--- DATASET CONTENT ---

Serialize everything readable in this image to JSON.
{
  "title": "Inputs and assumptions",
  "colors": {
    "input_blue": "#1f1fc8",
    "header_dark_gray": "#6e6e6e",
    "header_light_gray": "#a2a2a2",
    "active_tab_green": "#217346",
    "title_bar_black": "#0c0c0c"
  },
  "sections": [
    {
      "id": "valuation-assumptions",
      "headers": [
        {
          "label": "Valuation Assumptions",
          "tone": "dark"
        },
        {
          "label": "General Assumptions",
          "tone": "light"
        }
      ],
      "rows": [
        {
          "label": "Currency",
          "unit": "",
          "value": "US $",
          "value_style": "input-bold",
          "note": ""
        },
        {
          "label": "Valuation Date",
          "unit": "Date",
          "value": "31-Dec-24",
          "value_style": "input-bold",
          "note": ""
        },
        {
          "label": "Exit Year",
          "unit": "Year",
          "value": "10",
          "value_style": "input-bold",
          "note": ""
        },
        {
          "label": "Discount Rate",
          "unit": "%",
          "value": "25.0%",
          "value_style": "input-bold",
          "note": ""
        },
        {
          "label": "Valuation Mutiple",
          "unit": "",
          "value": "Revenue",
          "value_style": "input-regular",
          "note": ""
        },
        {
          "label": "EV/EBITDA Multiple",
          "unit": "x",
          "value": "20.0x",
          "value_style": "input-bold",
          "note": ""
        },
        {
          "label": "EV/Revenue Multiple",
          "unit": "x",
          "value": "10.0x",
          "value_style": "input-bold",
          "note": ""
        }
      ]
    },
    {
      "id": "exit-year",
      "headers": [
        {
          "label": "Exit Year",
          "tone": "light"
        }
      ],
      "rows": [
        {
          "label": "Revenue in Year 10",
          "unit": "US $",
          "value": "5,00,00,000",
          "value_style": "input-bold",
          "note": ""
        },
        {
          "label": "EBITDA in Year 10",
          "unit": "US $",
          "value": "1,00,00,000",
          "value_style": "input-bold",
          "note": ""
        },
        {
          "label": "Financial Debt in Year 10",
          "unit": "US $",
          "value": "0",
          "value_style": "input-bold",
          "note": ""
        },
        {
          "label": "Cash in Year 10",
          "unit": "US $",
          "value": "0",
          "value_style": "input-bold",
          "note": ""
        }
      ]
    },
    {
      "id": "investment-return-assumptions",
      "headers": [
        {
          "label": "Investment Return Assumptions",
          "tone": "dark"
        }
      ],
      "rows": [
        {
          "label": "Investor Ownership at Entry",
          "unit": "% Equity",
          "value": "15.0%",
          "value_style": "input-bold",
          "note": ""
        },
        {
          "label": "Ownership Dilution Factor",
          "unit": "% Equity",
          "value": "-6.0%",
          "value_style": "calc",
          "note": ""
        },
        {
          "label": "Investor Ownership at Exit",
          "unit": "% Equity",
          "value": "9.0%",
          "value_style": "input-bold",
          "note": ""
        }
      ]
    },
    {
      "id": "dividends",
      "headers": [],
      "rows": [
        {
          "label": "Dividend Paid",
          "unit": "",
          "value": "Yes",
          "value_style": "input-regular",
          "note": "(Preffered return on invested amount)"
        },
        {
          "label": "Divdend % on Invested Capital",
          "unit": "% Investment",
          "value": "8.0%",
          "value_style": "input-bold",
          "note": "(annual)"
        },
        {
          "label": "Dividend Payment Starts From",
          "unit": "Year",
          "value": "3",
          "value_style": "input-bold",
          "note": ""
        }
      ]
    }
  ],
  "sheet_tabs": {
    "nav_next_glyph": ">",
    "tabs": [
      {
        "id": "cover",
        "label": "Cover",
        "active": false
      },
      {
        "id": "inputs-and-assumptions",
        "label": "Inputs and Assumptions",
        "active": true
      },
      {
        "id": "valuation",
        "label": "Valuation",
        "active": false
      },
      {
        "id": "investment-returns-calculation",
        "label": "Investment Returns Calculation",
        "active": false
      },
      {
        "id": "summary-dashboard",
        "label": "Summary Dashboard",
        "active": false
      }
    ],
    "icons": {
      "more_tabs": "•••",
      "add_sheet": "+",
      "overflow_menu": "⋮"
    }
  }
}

---

=== WHAT THIS TASK INVOLVES ===
Transcribe all the entries, keeping each one exactly as it is.

=== ANSWER TO THIS PROBLEM ===
Serialize everything readable in this image to JSON.
{
  "title": "Inputs and assumptions",
  "colors": {
    "input_blue": "#1f1fc8",
    "header_dark_gray": "#6e6e6e",
    "header_light_gray": "#a2a2a2",
    "active_tab_green": "#217346",
    "title_bar_black": "#0c0c0c"
  },
  "sections": [
    {
      "id": "valuation-assumptions",
      "headers": [
        {
          "label": "Valuation Assumptions",
          "tone": "dark"
        },
        {
          "label": "General Assumptions",
          "tone": "light"
        }
      ],
      "rows": [
        {
          "label": "Currency",
          "unit": "",
          "value": "US $",
          "value_style": "input-bold",
          "note": ""
        },
        {
          "label": "Valuation Date",
          "unit": "Date",
          "value": "31-Dec-24",
          "value_style": "input-bold",
          "note": ""
        },
        {
          "label": "Exit Year",
          "unit": "Year",
          "value": "10",
          "value_style": "input-bold",
          "note": ""
        },
        {
          "label": "Discount Rate",
          "unit": "%",
          "value": "25.0%",
          "value_style": "input-bold",
          "note": ""
        },
        {
          "label": "Valuation Mutiple",
          "unit": "",
          "value": "Revenue",
          "value_style": "input-regular",
          "note": ""
        },
        {
          "label": "EV/EBITDA Multiple",
          "unit": "x",
          "value": "20.0x",
          "value_style": "input-bold",
          "note": ""
        },
        {
          "label": "EV/Revenue Multiple",
          "unit": "x",
          "value": "10.0x",
          "value_style": "input-bold",
          "note": ""
        }
      ]
    },
    {
      "id": "exit-year",
      "headers": [
        {
          "label": "Exit Year",
          "tone": "light"
        }
      ],
      "rows": [
        {
          "label": "Revenue in Year 10",
          "unit": "US $",
          "value": "5,00,00,000",
          "value_style": "input-bold",
          "note": ""
        },
        {
          "label": "EBITDA in Year 10",
          "unit": "US $",
          "value": "1,00,00,000",
          "value_style": "input-bold",
          "note": ""
        },
        {
          "label": "Financial Debt in Year 10",
          "unit": "US $",
          "value": "0",
          "value_style": "input-bold",
          "note": ""
        },
        {
          "label": "Cash in Year 10",
          "unit": "US $",
          "value": "0",
          "value_style": "input-bold",
          "note": ""
        }
      ]
    },
    {
      "id": "investment-return-assumptions",
      "headers": [
        {
          "label": "Investment Return Assumptions",
          "tone": "dark"
        }
      ],
      "rows": [
        {
          "label": "Investor Ownership at Entry",
          "unit": "% Equity",
          "value": "15.0%",
          "value_style": "input-bold",
          "note": ""
        },
        {
          "label": "Ownership Dilution Factor",
          "unit": "% Equity",
          "value": "-6.0%",
          "value_style": "calc",
          "note": ""
        },
        {
          "label": "Investor Ownership at Exit",
          "unit": "% Equity",
          "value": "9.0%",
          "value_style": "input-bold",
          "note": ""
        }
      ]
    },
    {
      "id": "dividends",
      "headers": [],
      "rows": [
        {
          "label": "Dividend Paid",
          "unit": "",
          "value": "Yes",
          "value_style": "input-regular",
          "note": "(Preffered return on invested amount)"
        },
        {
          "label": "Divdend % on Invested Capital",
          "unit": "% Investment",
          "value": "8.0%",
          "value_style": "input-bold",
          "note": "(annual)"
        },
        {
          "label": "Dividend Payment Starts From",
          "unit": "Year",
          "value": "3",
          "value_style": "input-bold",
          "note": ""
        }
      ]
    }
  ],
  "sheet_tabs": {
    "nav_next_glyph": ">",
    "tabs": [
      {
        "id": "cover",
        "label": "Cover",
        "active": false
      },
      {
        "id": "inputs-and-assumptions",
        "label": "Inputs and Assumptions",
        "active": true
      },
      {
        "id": "valuation",
        "label": "Valuation",
        "active": false
      },
      {
        "id": "investment-returns-calculation",
        "label": "Investment Returns Calculation",
        "active": false
      },
      {
        "id": "summary-dashboard",
        "label": "Summary Dashboard",
        "active": false
      }
    ],
    "icons": {
      "more_tabs": "•••",
      "add_sheet": "+",
      "overflow_menu": "⋮"
    }
  }
}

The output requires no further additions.